[Collected data]
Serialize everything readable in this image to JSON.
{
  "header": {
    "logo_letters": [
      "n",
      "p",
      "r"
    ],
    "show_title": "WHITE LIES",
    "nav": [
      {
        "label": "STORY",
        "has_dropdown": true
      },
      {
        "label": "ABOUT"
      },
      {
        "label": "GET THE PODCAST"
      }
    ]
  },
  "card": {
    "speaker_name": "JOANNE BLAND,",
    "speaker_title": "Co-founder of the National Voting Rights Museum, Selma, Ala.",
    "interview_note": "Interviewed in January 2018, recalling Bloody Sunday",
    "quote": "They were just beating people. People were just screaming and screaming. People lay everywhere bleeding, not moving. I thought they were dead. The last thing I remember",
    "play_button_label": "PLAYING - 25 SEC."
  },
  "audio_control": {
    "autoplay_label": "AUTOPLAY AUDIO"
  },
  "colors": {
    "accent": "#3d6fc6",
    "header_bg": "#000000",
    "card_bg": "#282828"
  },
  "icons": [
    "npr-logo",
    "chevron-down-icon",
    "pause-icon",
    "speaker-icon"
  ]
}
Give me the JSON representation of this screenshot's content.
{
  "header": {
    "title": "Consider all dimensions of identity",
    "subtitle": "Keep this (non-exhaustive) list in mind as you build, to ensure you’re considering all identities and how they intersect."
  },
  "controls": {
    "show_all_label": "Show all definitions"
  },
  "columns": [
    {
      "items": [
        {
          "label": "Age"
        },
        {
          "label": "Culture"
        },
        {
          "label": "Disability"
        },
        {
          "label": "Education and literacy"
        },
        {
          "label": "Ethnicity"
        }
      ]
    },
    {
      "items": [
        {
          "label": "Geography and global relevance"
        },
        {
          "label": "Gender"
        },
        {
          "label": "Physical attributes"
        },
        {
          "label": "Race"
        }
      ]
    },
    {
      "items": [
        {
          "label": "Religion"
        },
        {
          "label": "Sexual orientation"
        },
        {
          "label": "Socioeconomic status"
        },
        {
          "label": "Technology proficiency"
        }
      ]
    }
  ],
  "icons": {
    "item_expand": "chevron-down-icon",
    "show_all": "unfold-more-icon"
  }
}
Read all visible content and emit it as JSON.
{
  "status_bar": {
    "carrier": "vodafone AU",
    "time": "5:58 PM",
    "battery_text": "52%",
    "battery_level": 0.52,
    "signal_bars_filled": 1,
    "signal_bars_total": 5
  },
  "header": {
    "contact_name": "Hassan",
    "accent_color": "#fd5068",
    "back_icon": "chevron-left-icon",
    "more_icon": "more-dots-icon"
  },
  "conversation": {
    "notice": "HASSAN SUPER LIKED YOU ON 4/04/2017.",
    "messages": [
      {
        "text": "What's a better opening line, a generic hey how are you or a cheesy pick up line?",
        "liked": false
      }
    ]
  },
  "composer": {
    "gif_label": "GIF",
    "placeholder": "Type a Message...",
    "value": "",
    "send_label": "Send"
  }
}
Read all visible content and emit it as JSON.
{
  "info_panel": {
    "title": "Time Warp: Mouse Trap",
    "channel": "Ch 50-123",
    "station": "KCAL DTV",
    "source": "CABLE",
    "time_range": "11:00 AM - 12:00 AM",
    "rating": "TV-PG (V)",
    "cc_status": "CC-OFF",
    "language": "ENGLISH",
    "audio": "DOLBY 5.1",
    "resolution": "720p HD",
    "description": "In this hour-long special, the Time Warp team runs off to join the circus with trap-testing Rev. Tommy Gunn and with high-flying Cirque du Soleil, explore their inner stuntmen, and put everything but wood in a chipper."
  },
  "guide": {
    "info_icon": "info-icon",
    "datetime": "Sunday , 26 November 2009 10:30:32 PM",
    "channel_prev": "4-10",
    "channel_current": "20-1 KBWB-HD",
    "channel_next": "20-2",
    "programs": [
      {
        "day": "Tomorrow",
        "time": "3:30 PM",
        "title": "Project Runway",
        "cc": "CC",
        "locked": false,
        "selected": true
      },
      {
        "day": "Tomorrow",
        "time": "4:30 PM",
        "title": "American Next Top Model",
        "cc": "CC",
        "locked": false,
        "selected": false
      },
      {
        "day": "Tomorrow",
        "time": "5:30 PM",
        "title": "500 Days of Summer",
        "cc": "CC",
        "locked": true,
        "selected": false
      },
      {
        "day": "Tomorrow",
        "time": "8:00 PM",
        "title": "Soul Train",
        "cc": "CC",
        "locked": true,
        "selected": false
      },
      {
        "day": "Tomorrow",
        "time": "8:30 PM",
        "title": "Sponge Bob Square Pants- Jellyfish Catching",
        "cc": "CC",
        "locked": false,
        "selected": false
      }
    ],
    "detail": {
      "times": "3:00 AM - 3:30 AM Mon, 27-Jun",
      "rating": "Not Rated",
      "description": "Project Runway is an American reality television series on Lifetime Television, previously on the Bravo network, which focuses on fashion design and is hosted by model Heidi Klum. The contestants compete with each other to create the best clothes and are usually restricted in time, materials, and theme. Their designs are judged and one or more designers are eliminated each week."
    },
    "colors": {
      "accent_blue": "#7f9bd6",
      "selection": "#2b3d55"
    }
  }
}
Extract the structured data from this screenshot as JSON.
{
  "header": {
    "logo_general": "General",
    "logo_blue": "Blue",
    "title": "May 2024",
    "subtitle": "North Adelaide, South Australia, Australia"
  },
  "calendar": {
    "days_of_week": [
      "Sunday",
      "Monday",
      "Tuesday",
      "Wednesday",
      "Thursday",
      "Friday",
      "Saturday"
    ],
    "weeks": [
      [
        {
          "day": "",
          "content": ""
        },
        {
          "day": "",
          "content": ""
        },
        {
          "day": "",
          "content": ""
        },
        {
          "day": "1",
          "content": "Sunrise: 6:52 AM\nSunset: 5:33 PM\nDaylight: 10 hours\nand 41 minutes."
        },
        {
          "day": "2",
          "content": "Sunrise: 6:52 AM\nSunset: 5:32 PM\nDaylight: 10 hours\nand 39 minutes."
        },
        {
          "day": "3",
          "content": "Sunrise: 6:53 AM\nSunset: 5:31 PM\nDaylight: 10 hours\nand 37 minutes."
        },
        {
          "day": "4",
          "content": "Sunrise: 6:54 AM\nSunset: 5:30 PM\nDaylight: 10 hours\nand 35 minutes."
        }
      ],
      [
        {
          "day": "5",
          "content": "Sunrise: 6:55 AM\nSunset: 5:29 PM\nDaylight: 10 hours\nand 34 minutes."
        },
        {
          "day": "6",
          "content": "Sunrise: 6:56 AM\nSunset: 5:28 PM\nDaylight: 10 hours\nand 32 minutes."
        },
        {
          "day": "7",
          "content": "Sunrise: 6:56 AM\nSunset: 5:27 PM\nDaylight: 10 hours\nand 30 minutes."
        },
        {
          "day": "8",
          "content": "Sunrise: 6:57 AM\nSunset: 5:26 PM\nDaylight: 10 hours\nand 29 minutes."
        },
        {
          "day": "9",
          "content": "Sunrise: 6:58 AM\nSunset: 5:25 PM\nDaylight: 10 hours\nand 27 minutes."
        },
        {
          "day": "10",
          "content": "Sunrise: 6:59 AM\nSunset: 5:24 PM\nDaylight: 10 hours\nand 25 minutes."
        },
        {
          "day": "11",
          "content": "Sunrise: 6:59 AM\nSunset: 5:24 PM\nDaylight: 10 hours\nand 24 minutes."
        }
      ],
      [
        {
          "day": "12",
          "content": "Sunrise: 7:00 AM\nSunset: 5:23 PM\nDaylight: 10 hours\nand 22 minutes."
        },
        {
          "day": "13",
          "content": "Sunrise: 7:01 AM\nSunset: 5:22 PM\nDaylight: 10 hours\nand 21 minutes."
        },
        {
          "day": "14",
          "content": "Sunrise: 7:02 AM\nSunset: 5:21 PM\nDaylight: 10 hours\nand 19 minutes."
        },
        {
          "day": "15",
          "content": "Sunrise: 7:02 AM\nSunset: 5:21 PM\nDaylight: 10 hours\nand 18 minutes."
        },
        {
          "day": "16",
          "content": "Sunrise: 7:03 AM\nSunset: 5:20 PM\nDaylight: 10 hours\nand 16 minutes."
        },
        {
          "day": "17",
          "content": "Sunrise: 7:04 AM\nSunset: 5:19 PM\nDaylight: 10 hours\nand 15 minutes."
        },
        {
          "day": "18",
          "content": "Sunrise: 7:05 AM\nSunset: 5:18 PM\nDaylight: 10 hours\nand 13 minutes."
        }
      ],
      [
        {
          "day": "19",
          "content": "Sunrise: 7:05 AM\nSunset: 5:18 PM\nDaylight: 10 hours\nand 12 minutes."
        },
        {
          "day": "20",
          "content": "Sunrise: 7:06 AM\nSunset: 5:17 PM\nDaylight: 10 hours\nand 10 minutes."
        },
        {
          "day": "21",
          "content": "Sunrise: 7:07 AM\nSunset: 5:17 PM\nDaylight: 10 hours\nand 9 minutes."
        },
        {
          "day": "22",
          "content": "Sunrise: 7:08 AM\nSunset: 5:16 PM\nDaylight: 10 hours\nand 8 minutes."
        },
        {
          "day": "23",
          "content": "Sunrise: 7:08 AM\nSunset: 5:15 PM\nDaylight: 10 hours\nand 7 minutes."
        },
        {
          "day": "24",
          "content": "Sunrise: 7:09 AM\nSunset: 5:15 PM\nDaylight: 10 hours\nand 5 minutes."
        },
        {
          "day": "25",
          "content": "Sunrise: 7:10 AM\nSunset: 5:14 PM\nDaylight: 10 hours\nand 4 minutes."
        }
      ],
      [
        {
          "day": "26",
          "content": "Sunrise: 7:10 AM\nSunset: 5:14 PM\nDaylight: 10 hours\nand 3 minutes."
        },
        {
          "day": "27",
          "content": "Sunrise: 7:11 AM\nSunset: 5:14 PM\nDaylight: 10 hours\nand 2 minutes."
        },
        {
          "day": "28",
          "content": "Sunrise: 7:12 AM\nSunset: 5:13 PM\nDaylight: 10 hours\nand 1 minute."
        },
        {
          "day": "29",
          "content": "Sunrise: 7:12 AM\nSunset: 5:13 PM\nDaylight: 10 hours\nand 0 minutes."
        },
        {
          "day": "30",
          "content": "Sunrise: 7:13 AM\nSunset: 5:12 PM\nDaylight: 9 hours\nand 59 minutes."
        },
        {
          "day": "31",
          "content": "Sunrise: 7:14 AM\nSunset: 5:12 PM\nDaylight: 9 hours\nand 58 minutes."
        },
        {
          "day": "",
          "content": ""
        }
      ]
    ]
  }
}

**Objective:**
Copy out every line in the listing where the word "Project" appears.

**Answer to this problem:**
        "title": "Project Runway",
      "description": "Project Runway is an American reality television series on Lifetime Television, previously on the Bravo network, which focuses on fashion design and is hosted by model Heidi Klum. The contestants compete with each other to create the best clothes and are usually restricted in time, materials, and theme. Their designs are judged and one or more designers are eliminated each week."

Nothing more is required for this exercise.